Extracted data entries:

>>>

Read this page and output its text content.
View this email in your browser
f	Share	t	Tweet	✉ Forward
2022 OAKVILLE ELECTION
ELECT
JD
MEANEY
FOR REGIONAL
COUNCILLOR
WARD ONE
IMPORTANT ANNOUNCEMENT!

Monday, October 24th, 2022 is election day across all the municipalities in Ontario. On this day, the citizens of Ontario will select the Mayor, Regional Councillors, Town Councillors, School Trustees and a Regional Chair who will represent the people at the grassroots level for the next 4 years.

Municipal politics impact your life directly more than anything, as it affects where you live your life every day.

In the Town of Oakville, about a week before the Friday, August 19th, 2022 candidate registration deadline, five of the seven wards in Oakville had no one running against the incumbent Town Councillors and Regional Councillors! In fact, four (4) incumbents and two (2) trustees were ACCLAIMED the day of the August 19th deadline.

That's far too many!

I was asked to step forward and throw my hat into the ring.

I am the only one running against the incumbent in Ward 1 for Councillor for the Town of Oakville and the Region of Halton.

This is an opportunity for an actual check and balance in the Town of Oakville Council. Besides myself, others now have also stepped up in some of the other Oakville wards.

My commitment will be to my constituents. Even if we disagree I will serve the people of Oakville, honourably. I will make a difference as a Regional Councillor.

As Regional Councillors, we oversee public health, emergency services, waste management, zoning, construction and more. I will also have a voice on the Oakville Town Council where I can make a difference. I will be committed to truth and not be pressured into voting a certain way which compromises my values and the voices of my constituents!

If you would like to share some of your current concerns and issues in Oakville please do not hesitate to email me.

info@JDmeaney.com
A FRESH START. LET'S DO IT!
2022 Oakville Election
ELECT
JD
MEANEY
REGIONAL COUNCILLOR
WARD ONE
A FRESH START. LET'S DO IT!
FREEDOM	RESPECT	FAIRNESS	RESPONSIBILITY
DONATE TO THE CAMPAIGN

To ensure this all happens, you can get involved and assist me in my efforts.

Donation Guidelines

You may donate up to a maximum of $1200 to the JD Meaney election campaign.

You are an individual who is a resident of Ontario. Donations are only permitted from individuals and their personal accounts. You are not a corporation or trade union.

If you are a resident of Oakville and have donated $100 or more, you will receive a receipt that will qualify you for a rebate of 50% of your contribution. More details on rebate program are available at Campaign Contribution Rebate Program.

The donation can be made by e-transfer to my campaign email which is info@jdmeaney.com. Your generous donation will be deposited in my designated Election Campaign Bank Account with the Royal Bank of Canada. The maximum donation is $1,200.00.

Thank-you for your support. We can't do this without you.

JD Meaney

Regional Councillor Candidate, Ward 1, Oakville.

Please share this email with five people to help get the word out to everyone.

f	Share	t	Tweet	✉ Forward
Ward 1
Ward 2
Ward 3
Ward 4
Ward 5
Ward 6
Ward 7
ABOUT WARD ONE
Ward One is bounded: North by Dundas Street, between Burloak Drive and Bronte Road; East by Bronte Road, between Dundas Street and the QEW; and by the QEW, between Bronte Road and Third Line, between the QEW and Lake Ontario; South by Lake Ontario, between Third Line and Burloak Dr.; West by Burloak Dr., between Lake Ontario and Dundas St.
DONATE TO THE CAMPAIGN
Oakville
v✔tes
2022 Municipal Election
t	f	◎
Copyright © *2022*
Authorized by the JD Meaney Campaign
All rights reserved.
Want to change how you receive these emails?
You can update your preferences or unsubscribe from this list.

<<<
>>>

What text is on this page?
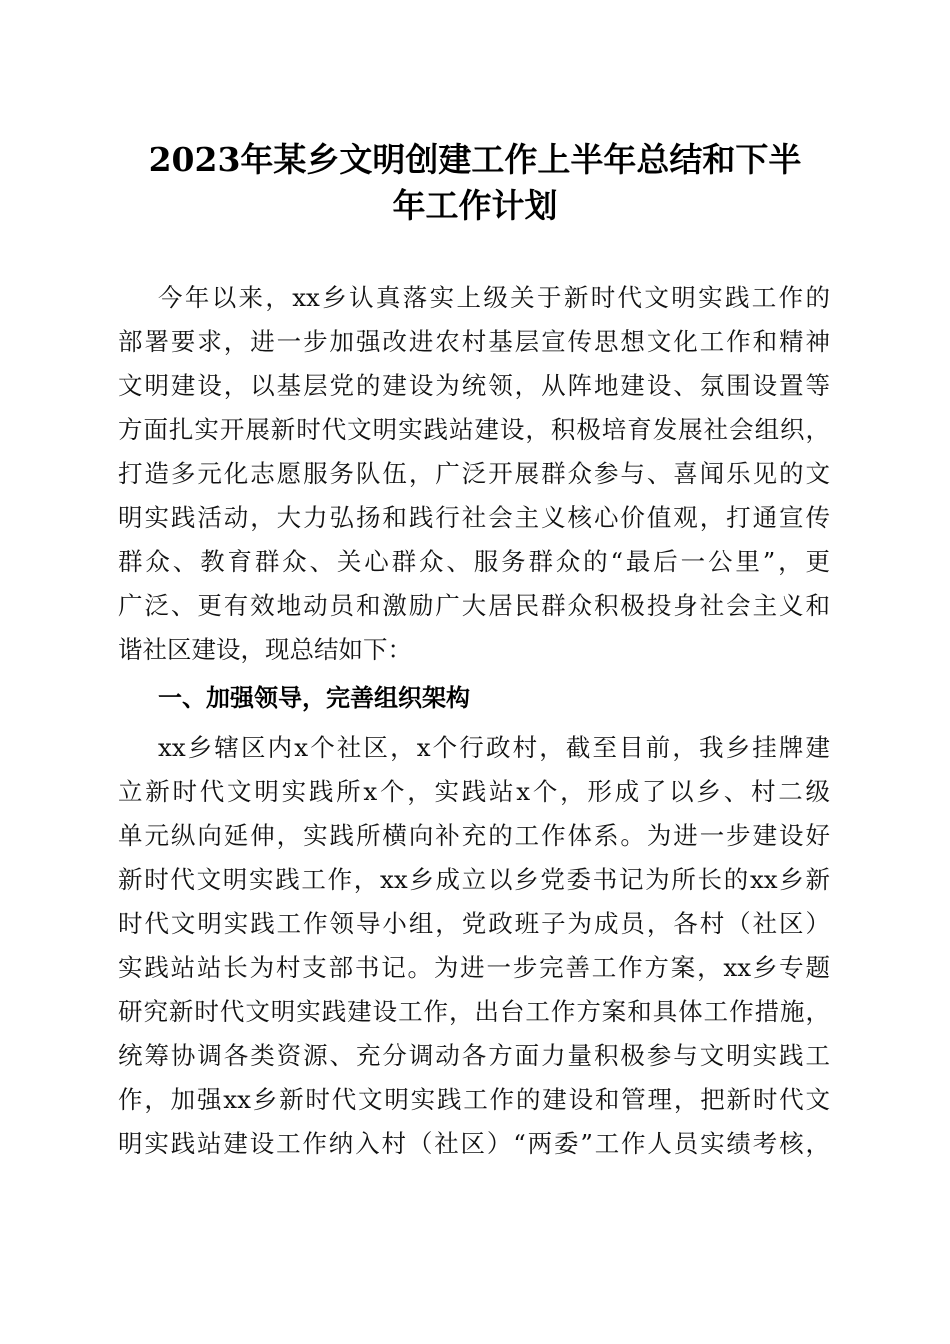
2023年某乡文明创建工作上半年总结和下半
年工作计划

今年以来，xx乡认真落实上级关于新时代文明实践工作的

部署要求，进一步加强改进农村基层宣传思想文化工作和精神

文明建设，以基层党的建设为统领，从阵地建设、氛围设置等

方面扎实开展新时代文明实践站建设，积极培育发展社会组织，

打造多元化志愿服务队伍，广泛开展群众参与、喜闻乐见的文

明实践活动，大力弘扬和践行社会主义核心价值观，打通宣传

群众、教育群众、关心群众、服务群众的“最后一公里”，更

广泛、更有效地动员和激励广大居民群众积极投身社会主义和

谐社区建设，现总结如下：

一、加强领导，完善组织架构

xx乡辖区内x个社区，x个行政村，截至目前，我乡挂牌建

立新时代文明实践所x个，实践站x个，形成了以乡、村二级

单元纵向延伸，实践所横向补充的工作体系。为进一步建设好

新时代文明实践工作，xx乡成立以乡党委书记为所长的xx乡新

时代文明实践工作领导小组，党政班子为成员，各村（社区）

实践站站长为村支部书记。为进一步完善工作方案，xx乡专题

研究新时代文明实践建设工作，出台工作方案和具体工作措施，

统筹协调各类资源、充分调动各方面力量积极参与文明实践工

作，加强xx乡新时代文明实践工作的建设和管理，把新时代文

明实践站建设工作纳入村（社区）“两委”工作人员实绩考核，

<<<

Spot every line that holds "only" and copy it.

» **Task answer**:
I am the only one running against the incumbent in Ward 1 for Councillor for the Town of Oakville and the Region of Halton.
You are an individual who is a resident of Ontario. Donations are only permitted from individuals and their personal accounts. You are not a corporation or trade union.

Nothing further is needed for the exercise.